- Problem requirements
Retype each entry below exactly as it stands.

Source records
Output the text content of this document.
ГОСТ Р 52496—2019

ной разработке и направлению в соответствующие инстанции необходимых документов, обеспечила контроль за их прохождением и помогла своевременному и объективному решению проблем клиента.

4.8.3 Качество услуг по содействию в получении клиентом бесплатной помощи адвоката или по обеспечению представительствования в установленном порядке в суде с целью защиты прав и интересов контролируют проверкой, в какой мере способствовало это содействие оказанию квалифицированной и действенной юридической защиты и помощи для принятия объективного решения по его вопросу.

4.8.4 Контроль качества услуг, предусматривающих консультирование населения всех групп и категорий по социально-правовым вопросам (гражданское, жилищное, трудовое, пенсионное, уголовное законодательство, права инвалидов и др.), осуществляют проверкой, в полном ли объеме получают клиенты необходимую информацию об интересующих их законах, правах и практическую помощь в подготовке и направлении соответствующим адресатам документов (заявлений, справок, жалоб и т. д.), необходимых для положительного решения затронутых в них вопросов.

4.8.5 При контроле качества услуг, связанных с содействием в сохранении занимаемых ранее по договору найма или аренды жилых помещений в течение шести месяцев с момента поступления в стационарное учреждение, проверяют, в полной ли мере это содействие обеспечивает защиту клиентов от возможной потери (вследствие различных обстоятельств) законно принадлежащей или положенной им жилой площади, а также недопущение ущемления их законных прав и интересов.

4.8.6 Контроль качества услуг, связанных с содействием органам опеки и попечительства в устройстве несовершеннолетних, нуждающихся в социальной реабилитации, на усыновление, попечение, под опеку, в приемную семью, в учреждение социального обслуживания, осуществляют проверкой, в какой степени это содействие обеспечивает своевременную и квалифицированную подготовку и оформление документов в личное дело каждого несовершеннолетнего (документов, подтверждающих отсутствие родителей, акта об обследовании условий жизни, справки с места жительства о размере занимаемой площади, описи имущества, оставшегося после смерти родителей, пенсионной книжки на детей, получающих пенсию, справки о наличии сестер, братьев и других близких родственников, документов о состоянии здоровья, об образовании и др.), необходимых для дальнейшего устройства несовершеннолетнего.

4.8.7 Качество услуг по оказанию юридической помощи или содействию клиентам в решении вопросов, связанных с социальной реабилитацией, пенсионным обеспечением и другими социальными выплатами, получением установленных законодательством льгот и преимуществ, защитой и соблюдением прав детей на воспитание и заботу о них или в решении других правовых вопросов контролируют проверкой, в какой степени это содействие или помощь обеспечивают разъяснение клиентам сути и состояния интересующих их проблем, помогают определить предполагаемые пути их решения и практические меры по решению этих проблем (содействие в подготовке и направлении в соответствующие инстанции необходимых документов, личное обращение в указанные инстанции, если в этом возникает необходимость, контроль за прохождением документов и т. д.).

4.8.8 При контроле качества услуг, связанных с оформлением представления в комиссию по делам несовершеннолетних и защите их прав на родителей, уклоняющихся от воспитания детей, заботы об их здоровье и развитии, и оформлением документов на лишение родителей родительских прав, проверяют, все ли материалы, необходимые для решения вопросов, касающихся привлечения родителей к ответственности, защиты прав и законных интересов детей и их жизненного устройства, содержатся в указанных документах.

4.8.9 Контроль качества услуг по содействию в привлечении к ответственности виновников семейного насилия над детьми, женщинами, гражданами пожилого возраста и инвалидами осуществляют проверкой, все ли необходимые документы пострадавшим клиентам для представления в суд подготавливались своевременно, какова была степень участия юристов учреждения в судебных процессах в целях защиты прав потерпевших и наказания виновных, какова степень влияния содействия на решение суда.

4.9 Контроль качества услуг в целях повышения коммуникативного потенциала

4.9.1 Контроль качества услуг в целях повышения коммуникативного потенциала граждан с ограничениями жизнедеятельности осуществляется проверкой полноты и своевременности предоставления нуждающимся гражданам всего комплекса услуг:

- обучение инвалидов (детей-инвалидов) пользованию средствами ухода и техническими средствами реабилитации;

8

- Written response
Output the text content of this document.
ГОСТ Р 52496—2019

ной разработке и направлению в соответствующие инстанции необходимых документов, обеспечила контроль за их прохождением и помогла своевременному и объективному решению проблем клиента.

4.8.3 Качество услуг по содействию в получении клиентом бесплатной помощи адвоката или по обеспечению представительствования в установленном порядке в суде с целью защиты прав и интересов контролируют проверкой, в какой мере способствовало это содействие оказанию квалифицированной и действенной юридической защиты и помощи для принятия объективного решения по его вопросу.

4.8.4 Контроль качества услуг, предусматривающих консультирование населения всех групп и категорий по социально-правовым вопросам (гражданское, жилищное, трудовое, пенсионное, уголовное законодательство, права инвалидов и др.), осуществляют проверкой, в полном ли объеме получают клиенты необходимую информацию об интересующих их законах, правах и практическую помощь в подготовке и направлении соответствующим адресатам документов (заявлений, справок, жалоб и т. д.), необходимых для положительного решения затронутых в них вопросов.

4.8.5 При контроле качества услуг, связанных с содействием в сохранении занимаемых ранее по договору найма или аренды жилых помещений в течение шести месяцев с момента поступления в стационарное учреждение, проверяют, в полной ли мере это содействие обеспечивает защиту клиентов от возможной потери (вследствие различных обстоятельств) законно принадлежащей или положенной им жилой площади, а также недопущение ущемления их законных прав и интересов.

4.8.6 Контроль качества услуг, связанных с содействием органам опеки и попечительства в устройстве несовершеннолетних, нуждающихся в социальной реабилитации, на усыновление, попечение, под опеку, в приемную семью, в учреждение социального обслуживания, осуществляют проверкой, в какой степени это содействие обеспечивает своевременную и квалифицированную подготовку и оформление документов в личное дело каждого несовершеннолетнего (документов, подтверждающих отсутствие родителей, акта об обследовании условий жизни, справки с места жительства о размере занимаемой площади, описи имущества, оставшегося после смерти родителей, пенсионной книжки на детей, получающих пенсию, справки о наличии сестер, братьев и других близких родственников, документов о состоянии здоровья, об образовании и др.), необходимых для дальнейшего устройства несовершеннолетнего.

4.8.7 Качество услуг по оказанию юридической помощи или содействию клиентам в решении вопросов, связанных с социальной реабилитацией, пенсионным обеспечением и другими социальными выплатами, получением установленных законодательством льгот и преимуществ, защитой и соблюдением прав детей на воспитание и заботу о них или в решении других правовых вопросов контролируют проверкой, в какой степени это содействие или помощь обеспечивают разъяснение клиентам сути и состояния интересующих их проблем, помогают определить предполагаемые пути их решения и практические меры по решению этих проблем (содействие в подготовке и направлении в соответствующие инстанции необходимых документов, личное обращение в указанные инстанции, если в этом возникает необходимость, контроль за прохождением документов и т. д.).

4.8.8 При контроле качества услуг, связанных с оформлением представления в комиссию по делам несовершеннолетних и защите их прав на родителей, уклоняющихся от воспитания детей, заботы об их здоровье и развитии, и оформлением документов на лишение родителей родительских прав, проверяют, все ли материалы, необходимые для решения вопросов, касающихся привлечения родителей к ответственности, защиты прав и законных интересов детей и их жизненного устройства, содержатся в указанных документах.

4.8.9 Контроль качества услуг по содействию в привлечении к ответственности виновников семейного насилия над детьми, женщинами, гражданами пожилого возраста и инвалидами осуществляют проверкой, все ли необходимые документы пострадавшим клиентам для представления в суд подготавливались своевременно, какова была степень участия юристов учреждения в судебных процессах в целях защиты прав потерпевших и наказания виновных, какова степень влияния содействия на решение суда.

4.9 Контроль качества услуг в целях повышения коммуникативного потенциала

4.9.1 Контроль качества услуг в целях повышения коммуникативного потенциала граждан с ограничениями жизнедеятельности осуществляется проверкой полноты и своевременности предоставления нуждающимся гражданам всего комплекса услуг:

- обучение инвалидов (детей-инвалидов) пользованию средствами ухода и техническими средствами реабилитации;

8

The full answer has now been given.